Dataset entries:

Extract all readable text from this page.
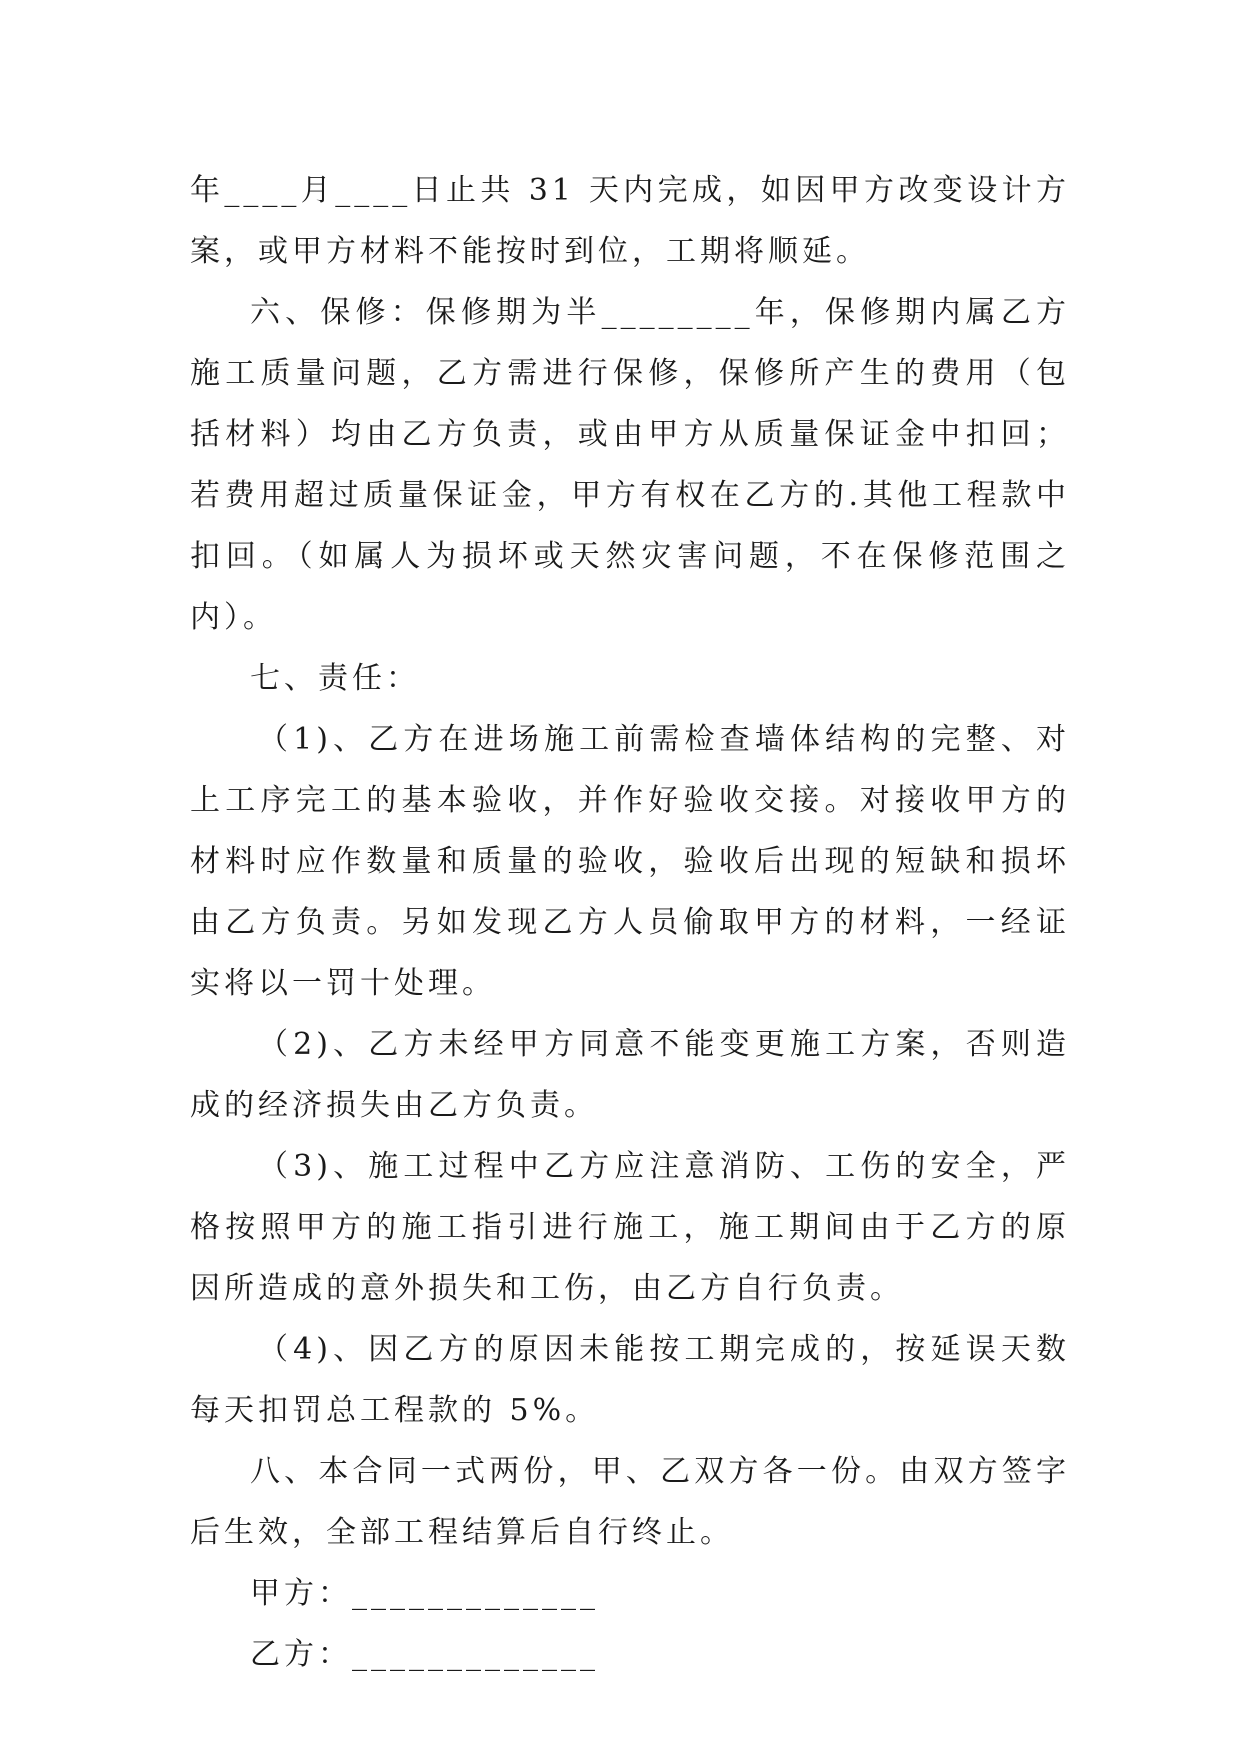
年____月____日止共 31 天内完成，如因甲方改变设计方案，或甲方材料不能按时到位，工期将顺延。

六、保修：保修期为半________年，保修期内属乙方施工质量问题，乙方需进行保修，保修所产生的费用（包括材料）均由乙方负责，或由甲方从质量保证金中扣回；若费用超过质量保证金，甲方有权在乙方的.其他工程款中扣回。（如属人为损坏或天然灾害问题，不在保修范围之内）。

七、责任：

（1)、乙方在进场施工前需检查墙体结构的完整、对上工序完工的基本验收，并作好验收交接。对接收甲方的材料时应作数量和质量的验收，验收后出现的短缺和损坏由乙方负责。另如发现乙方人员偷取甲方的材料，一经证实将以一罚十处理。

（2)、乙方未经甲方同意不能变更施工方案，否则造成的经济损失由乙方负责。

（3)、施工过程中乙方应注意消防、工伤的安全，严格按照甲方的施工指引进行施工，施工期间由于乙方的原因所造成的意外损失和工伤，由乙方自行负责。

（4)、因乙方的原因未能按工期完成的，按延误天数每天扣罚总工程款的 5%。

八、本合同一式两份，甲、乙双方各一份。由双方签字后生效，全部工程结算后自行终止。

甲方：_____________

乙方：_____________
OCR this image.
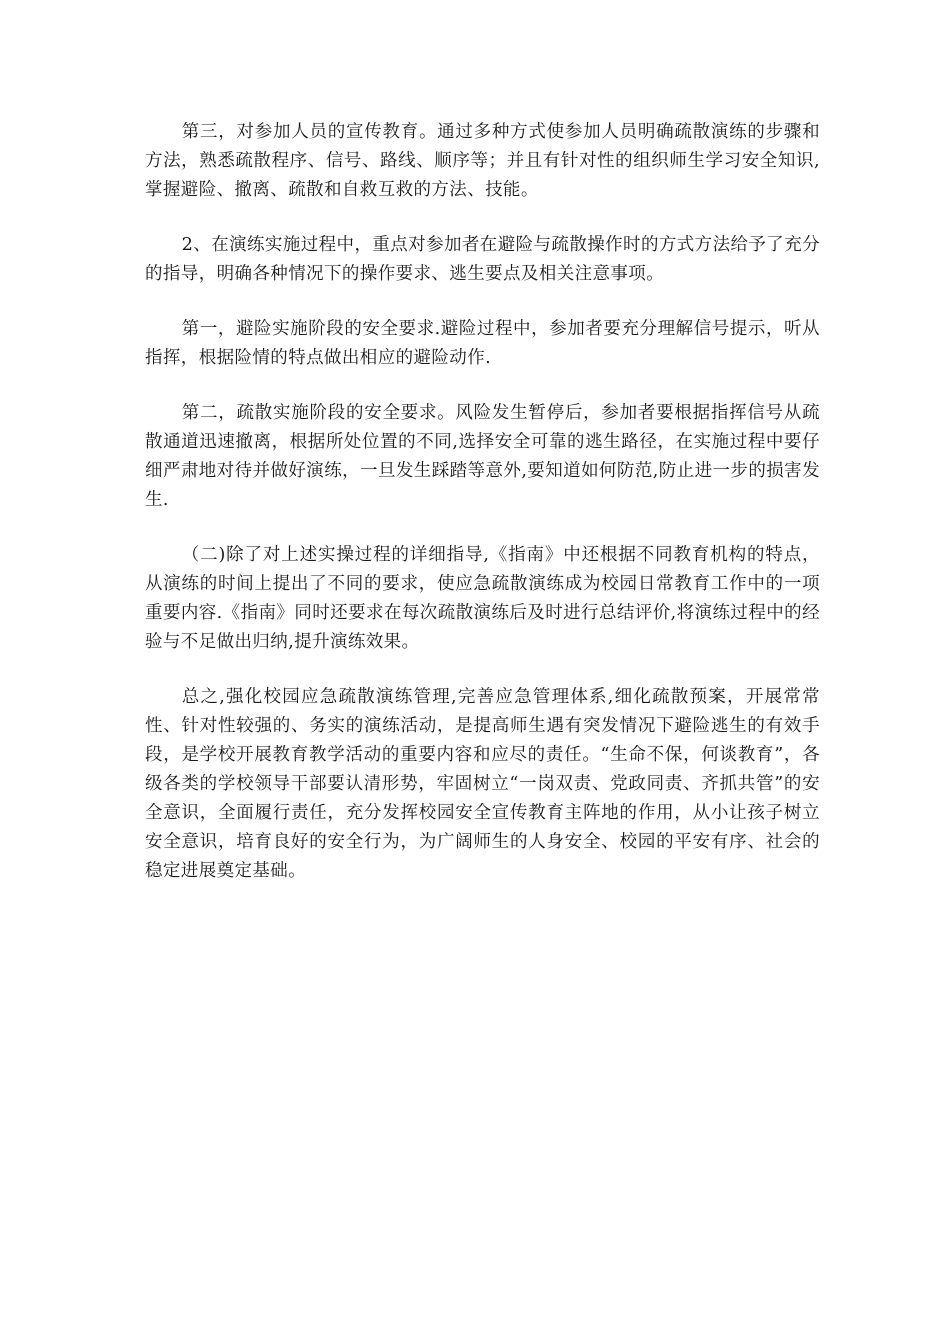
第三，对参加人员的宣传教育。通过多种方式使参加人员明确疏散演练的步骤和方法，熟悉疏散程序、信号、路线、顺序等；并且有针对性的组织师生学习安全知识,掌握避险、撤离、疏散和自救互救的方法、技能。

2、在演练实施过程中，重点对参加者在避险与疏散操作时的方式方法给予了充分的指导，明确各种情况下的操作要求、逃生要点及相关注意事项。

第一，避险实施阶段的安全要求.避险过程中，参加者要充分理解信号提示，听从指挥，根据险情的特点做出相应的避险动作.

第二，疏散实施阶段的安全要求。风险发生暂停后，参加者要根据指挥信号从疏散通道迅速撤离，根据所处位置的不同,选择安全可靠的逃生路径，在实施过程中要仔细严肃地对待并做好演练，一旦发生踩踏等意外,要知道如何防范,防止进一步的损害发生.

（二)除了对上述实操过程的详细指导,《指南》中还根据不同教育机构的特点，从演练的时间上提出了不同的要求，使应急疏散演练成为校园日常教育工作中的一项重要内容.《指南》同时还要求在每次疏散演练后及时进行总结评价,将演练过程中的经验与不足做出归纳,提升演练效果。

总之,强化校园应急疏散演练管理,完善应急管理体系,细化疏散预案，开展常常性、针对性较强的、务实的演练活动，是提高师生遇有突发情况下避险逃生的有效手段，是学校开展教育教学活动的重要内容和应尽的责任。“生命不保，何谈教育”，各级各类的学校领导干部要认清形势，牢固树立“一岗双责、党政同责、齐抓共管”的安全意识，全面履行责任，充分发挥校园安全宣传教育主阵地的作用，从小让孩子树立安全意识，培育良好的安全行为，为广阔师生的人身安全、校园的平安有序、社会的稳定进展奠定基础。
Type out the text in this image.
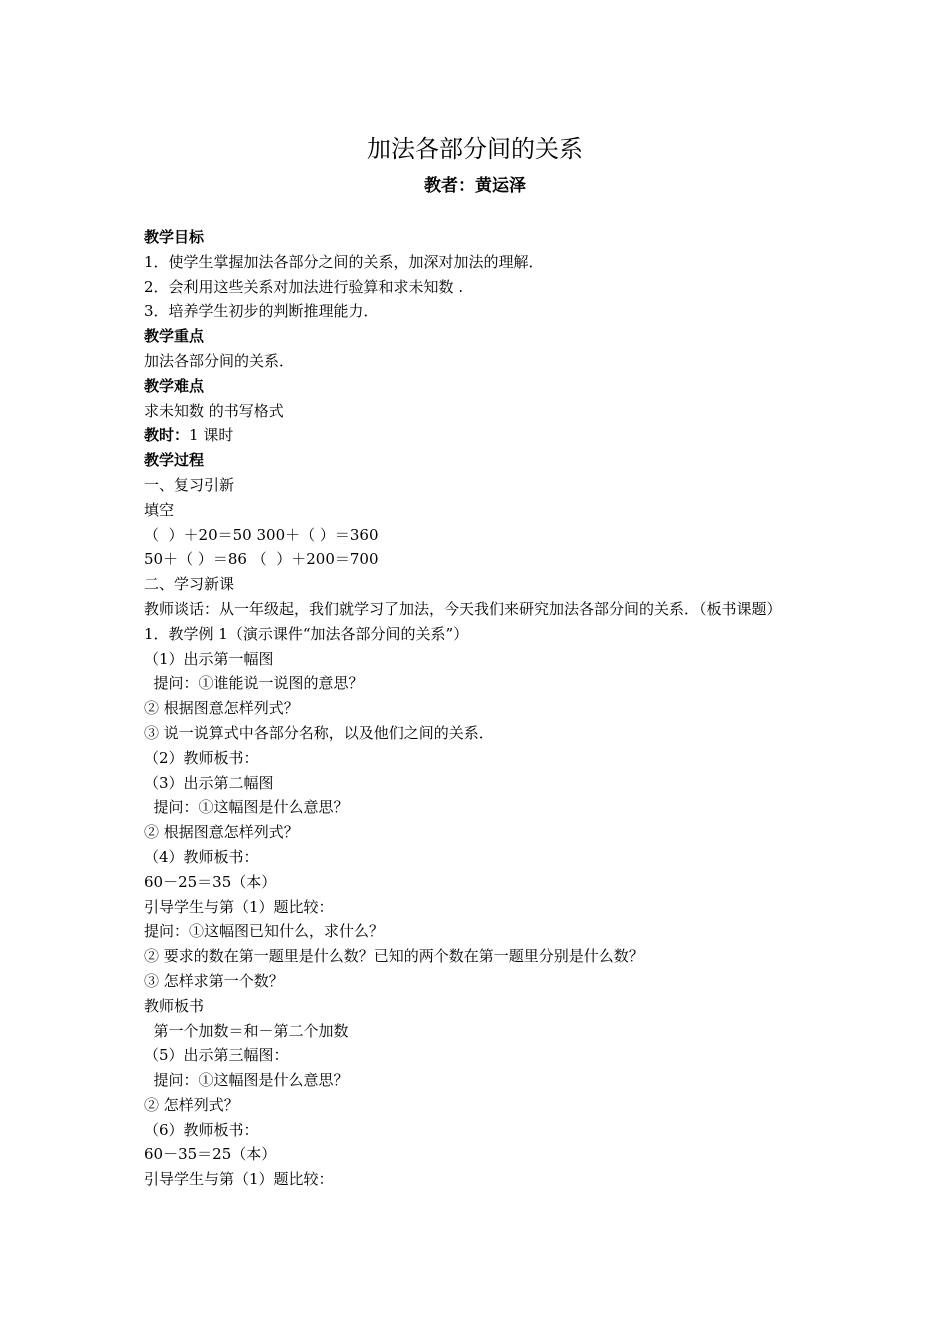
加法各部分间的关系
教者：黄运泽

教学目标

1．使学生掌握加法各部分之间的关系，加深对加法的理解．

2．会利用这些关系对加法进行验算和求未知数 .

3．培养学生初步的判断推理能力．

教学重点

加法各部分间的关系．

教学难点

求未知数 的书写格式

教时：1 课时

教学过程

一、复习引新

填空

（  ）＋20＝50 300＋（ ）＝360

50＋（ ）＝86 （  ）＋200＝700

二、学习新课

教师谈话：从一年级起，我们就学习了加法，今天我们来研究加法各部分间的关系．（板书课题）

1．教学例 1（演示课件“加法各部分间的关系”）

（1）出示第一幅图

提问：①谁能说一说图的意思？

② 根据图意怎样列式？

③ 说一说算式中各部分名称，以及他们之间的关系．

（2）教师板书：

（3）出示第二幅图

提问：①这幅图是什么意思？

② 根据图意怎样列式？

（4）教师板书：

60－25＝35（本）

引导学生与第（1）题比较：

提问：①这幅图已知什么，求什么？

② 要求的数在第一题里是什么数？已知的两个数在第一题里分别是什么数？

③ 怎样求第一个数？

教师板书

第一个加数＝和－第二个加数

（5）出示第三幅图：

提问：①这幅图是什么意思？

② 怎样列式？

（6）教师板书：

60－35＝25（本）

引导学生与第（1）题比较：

• _REQUIRED WORK_:
Copy out the data above exactly, except the pictures.

• _CORRECT RESULT_:
Extract all readable text from this page.
年____月____日止共 31 天内完成，如因甲方改变设计方案，或甲方材料不能按时到位，工期将顺延。

六、保修：保修期为半________年，保修期内属乙方施工质量问题，乙方需进行保修，保修所产生的费用（包括材料）均由乙方负责，或由甲方从质量保证金中扣回；若费用超过质量保证金，甲方有权在乙方的.其他工程款中扣回。（如属人为损坏或天然灾害问题，不在保修范围之内）。

七、责任：

（1)、乙方在进场施工前需检查墙体结构的完整、对上工序完工的基本验收，并作好验收交接。对接收甲方的材料时应作数量和质量的验收，验收后出现的短缺和损坏由乙方负责。另如发现乙方人员偷取甲方的材料，一经证实将以一罚十处理。

（2)、乙方未经甲方同意不能变更施工方案，否则造成的经济损失由乙方负责。

（3)、施工过程中乙方应注意消防、工伤的安全，严格按照甲方的施工指引进行施工，施工期间由于乙方的原因所造成的意外损失和工伤，由乙方自行负责。

（4)、因乙方的原因未能按工期完成的，按延误天数每天扣罚总工程款的 5%。

八、本合同一式两份，甲、乙双方各一份。由双方签字后生效，全部工程结算后自行终止。

甲方：_____________

乙方：_____________
OCR this image.
第三，对参加人员的宣传教育。通过多种方式使参加人员明确疏散演练的步骤和方法，熟悉疏散程序、信号、路线、顺序等；并且有针对性的组织师生学习安全知识,掌握避险、撤离、疏散和自救互救的方法、技能。

2、在演练实施过程中，重点对参加者在避险与疏散操作时的方式方法给予了充分的指导，明确各种情况下的操作要求、逃生要点及相关注意事项。

第一，避险实施阶段的安全要求.避险过程中，参加者要充分理解信号提示，听从指挥，根据险情的特点做出相应的避险动作.

第二，疏散实施阶段的安全要求。风险发生暂停后，参加者要根据指挥信号从疏散通道迅速撤离，根据所处位置的不同,选择安全可靠的逃生路径，在实施过程中要仔细严肃地对待并做好演练，一旦发生踩踏等意外,要知道如何防范,防止进一步的损害发生.

（二)除了对上述实操过程的详细指导,《指南》中还根据不同教育机构的特点，从演练的时间上提出了不同的要求，使应急疏散演练成为校园日常教育工作中的一项重要内容.《指南》同时还要求在每次疏散演练后及时进行总结评价,将演练过程中的经验与不足做出归纳,提升演练效果。

总之,强化校园应急疏散演练管理,完善应急管理体系,细化疏散预案，开展常常性、针对性较强的、务实的演练活动，是提高师生遇有突发情况下避险逃生的有效手段，是学校开展教育教学活动的重要内容和应尽的责任。“生命不保，何谈教育”，各级各类的学校领导干部要认清形势，牢固树立“一岗双责、党政同责、齐抓共管”的安全意识，全面履行责任，充分发挥校园安全宣传教育主阵地的作用，从小让孩子树立安全意识，培育良好的安全行为，为广阔师生的人身安全、校园的平安有序、社会的稳定进展奠定基础。
Type out the text in this image.
加法各部分间的关系
教者：黄运泽

教学目标

1．使学生掌握加法各部分之间的关系，加深对加法的理解．

2．会利用这些关系对加法进行验算和求未知数 .

3．培养学生初步的判断推理能力．

教学重点

加法各部分间的关系．

教学难点

求未知数 的书写格式

教时：1 课时

教学过程

一、复习引新

填空

（  ）＋20＝50 300＋（ ）＝360

50＋（ ）＝86 （  ）＋200＝700

二、学习新课

教师谈话：从一年级起，我们就学习了加法，今天我们来研究加法各部分间的关系．（板书课题）

1．教学例 1（演示课件“加法各部分间的关系”）

（1）出示第一幅图

提问：①谁能说一说图的意思？

② 根据图意怎样列式？

③ 说一说算式中各部分名称，以及他们之间的关系．

（2）教师板书：

（3）出示第二幅图

提问：①这幅图是什么意思？

② 根据图意怎样列式？

（4）教师板书：

60－25＝35（本）

引导学生与第（1）题比较：

提问：①这幅图已知什么，求什么？

② 要求的数在第一题里是什么数？已知的两个数在第一题里分别是什么数？

③ 怎样求第一个数？

教师板书

第一个加数＝和－第二个加数

（5）出示第三幅图：

提问：①这幅图是什么意思？

② 怎样列式？

（6）教师板书：

60－35＝25（本）

引导学生与第（1）题比较：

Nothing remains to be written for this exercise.